Короткая задача:
Допишите продолжение текста о художниках-импрессионистах и их политических взглядах, начиная сразу после его последнего предложения.

Выбранный текст:
+ + +
Не были они и равнодушными к общественным вопросам и общественному благу. Каждый имел свои достаточно определенные политические убеждения, во имя которых готов был идти на жертвы. Эдуард Мане – убежденный республиканец – в период Франко-прусской войны пошел добровольцем в Национальную гвардию, служил в артиллерии, стойко вынес все тяготы осады Парижа, а при Коммуне участвовал в новой федерации художников. Художник-импрессионист Базиль также отправился на войну добровольцем и погиб. Камиль Писсарро был пламенным социалистом: в последовательности, непреклонности и осознанности социалистических убеждений мало кто из художников достиг его уровня. В вопросах этики и гуманности Писсарро всегда занимал поистине рыцарски-благородную практическую позицию; по интеллекту и образованию равных ему было немного. А какой ясный и тонкий, истинно французский интеллект раскрывается перед нами в рассуждениях Ренуара! Какой широкий взгляд на вещи и непринужденная способность к обобщениям.

Дега и Сезанн, в противоположность Писсарро, от социалистических идей были очень далеки. Но каковы бы ни были их политические взгляды и умственные интересы – догадаться о них по их живописи трудно, если не невозможно. Также как о политическом радикализме Писсарро или о дрейфуссарстве Клода Моне.
+ + +
Выдержка из данных:
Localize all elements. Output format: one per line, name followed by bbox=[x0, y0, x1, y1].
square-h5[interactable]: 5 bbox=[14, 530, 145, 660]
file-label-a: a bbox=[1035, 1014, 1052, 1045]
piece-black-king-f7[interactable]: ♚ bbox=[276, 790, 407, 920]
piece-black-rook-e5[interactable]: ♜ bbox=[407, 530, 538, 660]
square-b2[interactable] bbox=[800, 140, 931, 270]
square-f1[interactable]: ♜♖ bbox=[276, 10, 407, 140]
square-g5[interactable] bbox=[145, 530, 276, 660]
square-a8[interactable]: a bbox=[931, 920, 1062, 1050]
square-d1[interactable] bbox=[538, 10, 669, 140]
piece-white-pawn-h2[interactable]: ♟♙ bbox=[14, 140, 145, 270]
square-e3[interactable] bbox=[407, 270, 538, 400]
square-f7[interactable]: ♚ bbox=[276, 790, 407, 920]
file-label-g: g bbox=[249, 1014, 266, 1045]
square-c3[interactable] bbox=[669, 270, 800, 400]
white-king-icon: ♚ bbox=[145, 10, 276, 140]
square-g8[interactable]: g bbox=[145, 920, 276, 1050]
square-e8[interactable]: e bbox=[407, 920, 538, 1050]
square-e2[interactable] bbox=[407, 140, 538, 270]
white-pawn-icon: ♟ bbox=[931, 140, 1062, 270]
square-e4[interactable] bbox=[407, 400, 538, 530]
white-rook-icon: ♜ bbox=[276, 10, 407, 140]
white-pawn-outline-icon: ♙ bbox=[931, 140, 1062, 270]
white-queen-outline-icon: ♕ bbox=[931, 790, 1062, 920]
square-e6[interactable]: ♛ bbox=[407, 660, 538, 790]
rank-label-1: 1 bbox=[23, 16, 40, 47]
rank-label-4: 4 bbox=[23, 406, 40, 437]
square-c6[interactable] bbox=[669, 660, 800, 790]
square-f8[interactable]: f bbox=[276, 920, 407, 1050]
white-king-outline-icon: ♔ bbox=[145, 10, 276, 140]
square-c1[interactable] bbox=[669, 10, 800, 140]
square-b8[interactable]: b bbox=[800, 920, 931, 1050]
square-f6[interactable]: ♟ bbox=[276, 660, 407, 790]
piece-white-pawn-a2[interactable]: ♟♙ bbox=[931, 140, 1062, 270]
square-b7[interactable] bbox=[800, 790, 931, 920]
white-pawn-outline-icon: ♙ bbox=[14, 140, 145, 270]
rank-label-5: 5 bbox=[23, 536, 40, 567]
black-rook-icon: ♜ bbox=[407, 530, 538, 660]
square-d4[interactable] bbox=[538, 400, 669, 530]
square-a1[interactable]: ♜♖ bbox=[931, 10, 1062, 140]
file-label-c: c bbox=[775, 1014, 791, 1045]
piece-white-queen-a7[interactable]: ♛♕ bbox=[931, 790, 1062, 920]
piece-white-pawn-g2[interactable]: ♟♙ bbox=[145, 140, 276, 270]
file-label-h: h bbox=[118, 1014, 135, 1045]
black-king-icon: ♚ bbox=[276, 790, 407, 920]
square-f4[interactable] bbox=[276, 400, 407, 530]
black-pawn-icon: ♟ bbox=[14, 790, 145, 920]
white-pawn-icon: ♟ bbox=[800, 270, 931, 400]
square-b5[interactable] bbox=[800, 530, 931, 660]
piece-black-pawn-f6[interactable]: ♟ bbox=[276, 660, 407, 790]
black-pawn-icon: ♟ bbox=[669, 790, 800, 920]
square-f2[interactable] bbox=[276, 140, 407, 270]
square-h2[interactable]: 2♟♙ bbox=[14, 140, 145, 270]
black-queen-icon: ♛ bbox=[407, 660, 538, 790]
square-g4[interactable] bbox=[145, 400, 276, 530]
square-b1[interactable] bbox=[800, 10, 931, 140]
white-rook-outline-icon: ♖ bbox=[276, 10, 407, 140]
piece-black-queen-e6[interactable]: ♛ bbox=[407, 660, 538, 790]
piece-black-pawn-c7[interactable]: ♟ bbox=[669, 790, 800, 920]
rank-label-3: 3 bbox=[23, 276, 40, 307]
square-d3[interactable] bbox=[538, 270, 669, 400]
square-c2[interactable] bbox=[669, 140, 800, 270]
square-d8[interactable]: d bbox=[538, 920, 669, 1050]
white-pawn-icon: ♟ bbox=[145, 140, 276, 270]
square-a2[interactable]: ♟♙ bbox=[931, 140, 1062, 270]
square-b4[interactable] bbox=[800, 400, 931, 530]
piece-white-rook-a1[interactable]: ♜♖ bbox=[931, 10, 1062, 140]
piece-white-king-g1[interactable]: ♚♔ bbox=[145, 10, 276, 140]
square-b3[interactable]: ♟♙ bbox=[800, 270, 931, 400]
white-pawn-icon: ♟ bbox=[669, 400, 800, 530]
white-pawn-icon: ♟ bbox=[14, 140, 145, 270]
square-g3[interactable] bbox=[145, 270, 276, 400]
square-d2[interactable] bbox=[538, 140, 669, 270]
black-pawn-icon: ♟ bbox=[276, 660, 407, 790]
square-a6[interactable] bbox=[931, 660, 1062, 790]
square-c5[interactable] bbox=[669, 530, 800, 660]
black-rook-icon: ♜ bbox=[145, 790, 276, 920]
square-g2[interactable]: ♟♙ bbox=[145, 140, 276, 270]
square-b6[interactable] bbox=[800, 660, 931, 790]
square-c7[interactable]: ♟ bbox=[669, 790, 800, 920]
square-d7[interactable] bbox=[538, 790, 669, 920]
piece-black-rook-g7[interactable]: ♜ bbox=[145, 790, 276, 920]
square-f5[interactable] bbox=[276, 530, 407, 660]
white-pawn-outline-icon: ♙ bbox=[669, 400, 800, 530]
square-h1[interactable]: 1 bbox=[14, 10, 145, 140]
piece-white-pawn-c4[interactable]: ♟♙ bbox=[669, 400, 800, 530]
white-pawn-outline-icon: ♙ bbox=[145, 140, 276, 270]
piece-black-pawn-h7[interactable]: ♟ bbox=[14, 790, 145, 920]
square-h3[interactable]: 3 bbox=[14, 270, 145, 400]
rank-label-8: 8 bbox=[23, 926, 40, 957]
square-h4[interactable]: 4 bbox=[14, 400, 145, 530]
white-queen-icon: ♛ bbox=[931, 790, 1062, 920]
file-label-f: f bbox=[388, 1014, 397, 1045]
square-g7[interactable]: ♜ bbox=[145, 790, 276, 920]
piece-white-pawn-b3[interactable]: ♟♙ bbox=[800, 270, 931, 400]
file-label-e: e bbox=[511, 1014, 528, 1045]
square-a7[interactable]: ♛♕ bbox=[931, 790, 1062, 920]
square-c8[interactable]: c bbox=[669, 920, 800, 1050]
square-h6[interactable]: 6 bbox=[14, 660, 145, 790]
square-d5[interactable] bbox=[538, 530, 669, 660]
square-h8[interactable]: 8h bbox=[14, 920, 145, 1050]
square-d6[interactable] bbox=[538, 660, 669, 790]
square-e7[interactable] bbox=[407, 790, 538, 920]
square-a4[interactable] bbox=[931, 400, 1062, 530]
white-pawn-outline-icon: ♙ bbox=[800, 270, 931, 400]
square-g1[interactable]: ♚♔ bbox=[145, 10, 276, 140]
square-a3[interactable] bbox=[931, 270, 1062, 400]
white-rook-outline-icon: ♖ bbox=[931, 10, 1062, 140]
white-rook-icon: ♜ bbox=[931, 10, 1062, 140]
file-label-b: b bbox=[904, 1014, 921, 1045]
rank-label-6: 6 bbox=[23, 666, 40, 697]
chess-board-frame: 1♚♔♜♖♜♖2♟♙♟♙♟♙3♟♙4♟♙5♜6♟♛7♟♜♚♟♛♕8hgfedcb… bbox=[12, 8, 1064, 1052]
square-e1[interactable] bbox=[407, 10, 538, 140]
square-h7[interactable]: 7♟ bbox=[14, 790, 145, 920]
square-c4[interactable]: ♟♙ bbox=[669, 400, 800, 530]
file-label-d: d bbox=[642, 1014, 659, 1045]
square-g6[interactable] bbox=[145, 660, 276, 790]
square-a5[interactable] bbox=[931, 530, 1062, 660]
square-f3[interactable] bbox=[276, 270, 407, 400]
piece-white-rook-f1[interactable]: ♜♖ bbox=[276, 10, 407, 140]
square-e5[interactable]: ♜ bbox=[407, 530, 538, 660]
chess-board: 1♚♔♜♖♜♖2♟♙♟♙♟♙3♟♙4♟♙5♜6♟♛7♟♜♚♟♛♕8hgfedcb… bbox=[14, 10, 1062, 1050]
+ + +
Итог задания:
Живопись осознавалась ими как сфера особых ценностей, не смешиваемых с другими. В этом качестве она носитель гармонии, той гармонии и радости, в которой люди так нуждаются и так мало находят в жизни. Жизнь – отнюдь не праздник, но начало гармонии в ней заложено, и живопись его обнаруживает; живопись – это «праздник, который всегда с тобой». Чтобы его обрести, не нужно бежать от подлинной жизни и отправляться в неведомые эмпиреи: нужно суметь взглянуть на обыденное и окружающее омытым просветленным взором и увидеть, что оно прекрасно. Если импрессионисты «предпочитали розам и дворцам хижины и капусту», то прежде всего потому, что хижины и капусту они находили ничуть не менее прекрасными, чем дворцы и розы. Для импрессионистов поэзия была везде: ее источник заключается в способности смотреть и видеть. Ренуар говорил: причина упадка искусства «в том, что глаз разучился видеть <…>. Художник бессилен, если тот, кто его побуждает работать, – слеп. Именно любителю искусства я хочу открыть глаза»26.

В сущности, «программа» импрессионистов была заложена в простых словах, сказанных Буденом в напутствие молодому Клоду Моне: «Море и небо, животные, люди и деревья так красивы именно в том виде, в каком их создала природа, со всеми их качествами, в их подлинном бытии, такие, как они есть, окруженные воздухом и светом»27. При всей кажущейся простоте это программа совсем не малая. Открыть глаза людям на непридуманную, реальную красоту и тем стократно умножить их радости, не когда-нибудь, а здесь и сейчас – разве не великая задача?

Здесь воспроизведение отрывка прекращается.